#### STORED ROWS
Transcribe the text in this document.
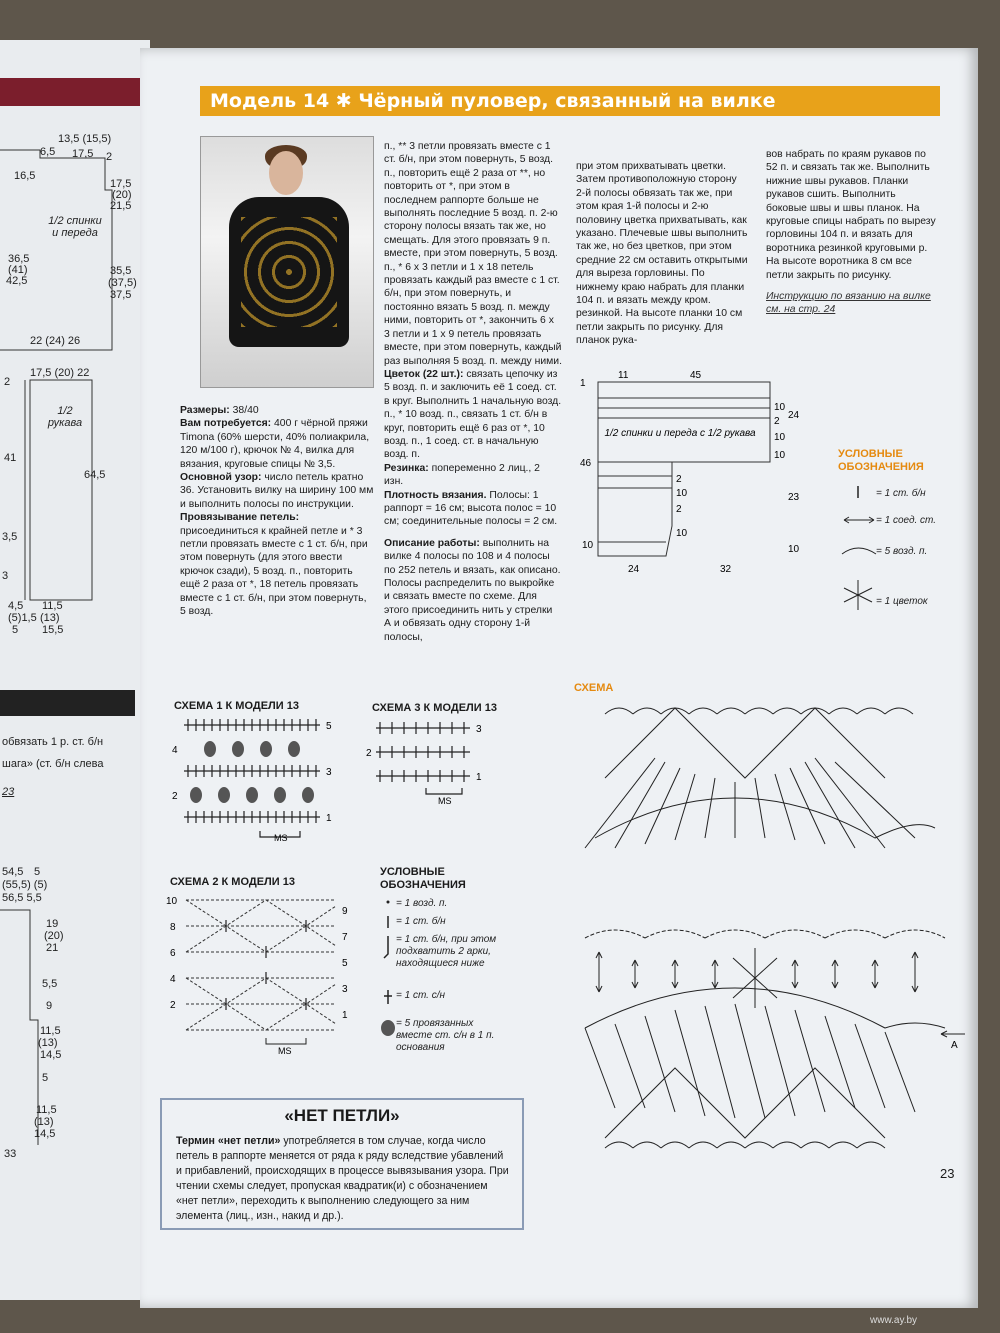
13,5 (15,5)
6,5 17,5 2
16,5
17,5
(20)
21,5
1/2 спинки и переда
36,5
(41)
42,5
35,5
(37,5)
37,5
22 (24) 26
17,5 (20) 22
2
1/2 рукава
41
64,5
3,5
3
4,5
(5)1,5
5
11,5
(13)
15,5
обвязать 1 р. ст. б/н
шага» (ст. б/н слева
23
54,5 5
(55,5) (5)
56,5 5,5
19
(20)
21
5,5
9
11,5
(13)
14,5
5
11,5
(13)
14,5
33
Модель 14 ✱ Чёрный пуловер, связанный на вилке

Размеры: 38/40

Вам потребуется: 400 г чёрной пряжи Timona (60% шерсти, 40% полиакрила, 120 м/100 г), крючок № 4, вилка для вязания, круговые спицы № 3,5.

Основной узор: число петель кратно 36. Установить вилку на ширину 100 мм и выполнить полосы по инструкции.

Провязывание петель: присоединиться к крайней петле и * 3 петли провязать вместе с 1 ст. б/н, при этом повернуть (для этого ввести крючок сзади), 5 возд. п., повторить ещё 2 раза от *, 18 петель провязать вместе с 1 ст. б/н, при этом повернуть, 5 возд.

п., ** 3 петли провязать вместе с 1 ст. б/н, при этом повернуть, 5 возд. п., повторить ещё 2 раза от **, но повторить от *, при этом в последнем раппорте больше не выполнять последние 5 возд. п. 2-ю сторону полосы вязать так же, но смещать. Для этого провязать 9 п. вместе, при этом повернуть, 5 возд. п., * 6 х 3 петли и 1 х 18 петель провязать каждый раз вместе с 1 ст. б/н, при этом повернуть, и постоянно вязать 5 возд. п. между ними, повторить от *, закончить 6 х 3 петли и 1 х 9 петель провязать вместе, при этом повернуть, каждый раз выполняя 5 возд. п. между ними.

Цветок (22 шт.): связать цепочку из 5 возд. п. и заключить её 1 соед. ст. в круг. Выполнить 1 начальную возд. п., * 10 возд. п., связать 1 ст. б/н в круг, повторить ещё 6 раз от *, 10 возд. п., 1 соед. ст. в начальную возд. п.

Резинка: попеременно 2 лиц., 2 изн.

Плотность вязания. Полосы: 1 раппорт = 16 см; высота полос = 10 см; соединительные полосы = 2 см.

Описание работы: выполнить на вилке 4 полосы по 108 и 4 полосы по 252 петель и вязать, как описано. Полосы распределить по выкройке и связать вместе по схеме. Для этого присоединить нить у стрелки А и обвязать одну сторону 1-й полосы,

при этом прихватывать цветки. Затем противоположную сторону 2-й полосы обвязать так же, при этом края 1-й полосы и 2-ю половину цветка прихватывать, как указано. Плечевые швы выполнить так же, но без цветков, при этом средние 22 см оставить открытыми для выреза горловины. По нижнему краю набрать для планки 104 п. и вязать между кром. резинкой. На высоте планки 10 см петли закрыть по рисунку. Для планок рука-

вов набрать по краям рукавов по 52 п. и связать так же. Выполнить нижние швы рукавов. Планки рукавов сшить. Выполнить боковые швы и швы планок. На круговые спицы набрать по вырезу горловины 104 п. и вязать для воротника резинкой круговыми р. На высоте воротника 8 см все петли закрыть по рисунку.

Инструкцию по вязанию на вилке см. на стр. 24

1/2 спинки и переда с 1/2 рукава
11	45
1
46
10
24	32
10
2
10
10
2
10
2
10
24
23
10
УСЛОВНЫЕ ОБОЗНАЧЕНИЯ
= 1 ст. б/н
= 1 соед. ст.
= 5 возд. п.
= 1 цветок
СХЕМА 1 К МОДЕЛИ 13
5
4
3
2
1
MS
СХЕМА 3 К МОДЕЛИ 13
3
2
1
MS
СХЕМА 2 К МОДЕЛИ 13
10
8
6
4
2
9
7
5
3
1
MS
УСЛОВНЫЕ ОБОЗНАЧЕНИЯ
= 1 возд. п.
= 1 ст. б/н
= 1 ст. б/н, при этом подхватить 2 арки, находящиеся ниже
= 1 ст. с/н
= 5 провязанных вместе ст. с/н в 1 п. основания
СХЕМА
A
«НЕТ ПЕТЛИ»
Термин «нет петли» употребляется в том случае, когда число петель в раппорте меняется от ряда к ряду вследствие убавлений и прибавлений, происходящих в процессе вывязывания узора. При чтении схемы следует, пропуская квадратик(и) с обозначением «нет петли», переходить к выполнению следующего за ним элемента (лиц., изн., накид и др.).
23
www.ay.by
########
Write out each entry exactly as given, but skip the pictures.

Transcribe the text in this document.
13,5 (15,5)
6,5 17,5 2
16,5
17,5
(20)
21,5
1/2 спинки и переда
36,5
(41)
42,5
35,5
(37,5)
37,5
22 (24) 26
17,5 (20) 22
2
1/2 рукава
41
64,5
3,5
3
4,5
(5)1,5
5
11,5
(13)
15,5
обвязать 1 р. ст. б/н
шага» (ст. б/н слева
23
54,5 5
(55,5) (5)
56,5 5,5
19
(20)
21
5,5
9
11,5
(13)
14,5
5
11,5
(13)
14,5
33
Модель 14 ✱ Чёрный пуловер, связанный на вилке

Размеры: 38/40

Вам потребуется: 400 г чёрной пряжи Timona (60% шерсти, 40% полиакрила, 120 м/100 г), крючок № 4, вилка для вязания, круговые спицы № 3,5.

Основной узор: число петель кратно 36. Установить вилку на ширину 100 мм и выполнить полосы по инструкции.

Провязывание петель: присоединиться к крайней петле и * 3 петли провязать вместе с 1 ст. б/н, при этом повернуть (для этого ввести крючок сзади), 5 возд. п., повторить ещё 2 раза от *, 18 петель провязать вместе с 1 ст. б/н, при этом повернуть, 5 возд.

п., ** 3 петли провязать вместе с 1 ст. б/н, при этом повернуть, 5 возд. п., повторить ещё 2 раза от **, но повторить от *, при этом в последнем раппорте больше не выполнять последние 5 возд. п. 2-ю сторону полосы вязать так же, но смещать. Для этого провязать 9 п. вместе, при этом повернуть, 5 возд. п., * 6 х 3 петли и 1 х 18 петель провязать каждый раз вместе с 1 ст. б/н, при этом повернуть, и постоянно вязать 5 возд. п. между ними, повторить от *, закончить 6 х 3 петли и 1 х 9 петель провязать вместе, при этом повернуть, каждый раз выполняя 5 возд. п. между ними.

Цветок (22 шт.): связать цепочку из 5 возд. п. и заключить её 1 соед. ст. в круг. Выполнить 1 начальную возд. п., * 10 возд. п., связать 1 ст. б/н в круг, повторить ещё 6 раз от *, 10 возд. п., 1 соед. ст. в начальную возд. п.

Резинка: попеременно 2 лиц., 2 изн.

Плотность вязания. Полосы: 1 раппорт = 16 см; высота полос = 10 см; соединительные полосы = 2 см.

Описание работы: выполнить на вилке 4 полосы по 108 и 4 полосы по 252 петель и вязать, как описано. Полосы распределить по выкройке и связать вместе по схеме. Для этого присоединить нить у стрелки А и обвязать одну сторону 1-й полосы,

при этом прихватывать цветки. Затем противоположную сторону 2-й полосы обвязать так же, при этом края 1-й полосы и 2-ю половину цветка прихватывать, как указано. Плечевые швы выполнить так же, но без цветков, при этом средние 22 см оставить открытыми для выреза горловины. По нижнему краю набрать для планки 104 п. и вязать между кром. резинкой. На высоте планки 10 см петли закрыть по рисунку. Для планок рука-

вов набрать по краям рукавов по 52 п. и связать так же. Выполнить нижние швы рукавов. Планки рукавов сшить. Выполнить боковые швы и швы планок. На круговые спицы набрать по вырезу горловины 104 п. и вязать для воротника резинкой круговыми р. На высоте воротника 8 см все петли закрыть по рисунку.

Инструкцию по вязанию на вилке см. на стр. 24

1/2 спинки и переда с 1/2 рукава
11	45
1
46
10
24	32
10
2
10
10
2
10
2
10
24
23
10
УСЛОВНЫЕ ОБОЗНАЧЕНИЯ
= 1 ст. б/н
= 1 соед. ст.
= 5 возд. п.
= 1 цветок
СХЕМА 1 К МОДЕЛИ 13
5
4
3
2
1
MS
СХЕМА 3 К МОДЕЛИ 13
3
2
1
MS
СХЕМА 2 К МОДЕЛИ 13
10
8
6
4
2
9
7
5
3
1
MS
УСЛОВНЫЕ ОБОЗНАЧЕНИЯ
= 1 возд. п.
= 1 ст. б/н
= 1 ст. б/н, при этом подхватить 2 арки, находящиеся ниже
= 1 ст. с/н
= 5 провязанных вместе ст. с/н в 1 п. основания
СХЕМА
A
«НЕТ ПЕТЛИ»
Термин «нет петли» употребляется в том случае, когда число петель в раппорте меняется от ряда к ряду вследствие убавлений и прибавлений, происходящих в процессе вывязывания узора. При чтении схемы следует, пропуская квадратик(и) с обозначением «нет петли», переходить к выполнению следующего за ним элемента (лиц., изн., накид и др.).
23
www.ay.by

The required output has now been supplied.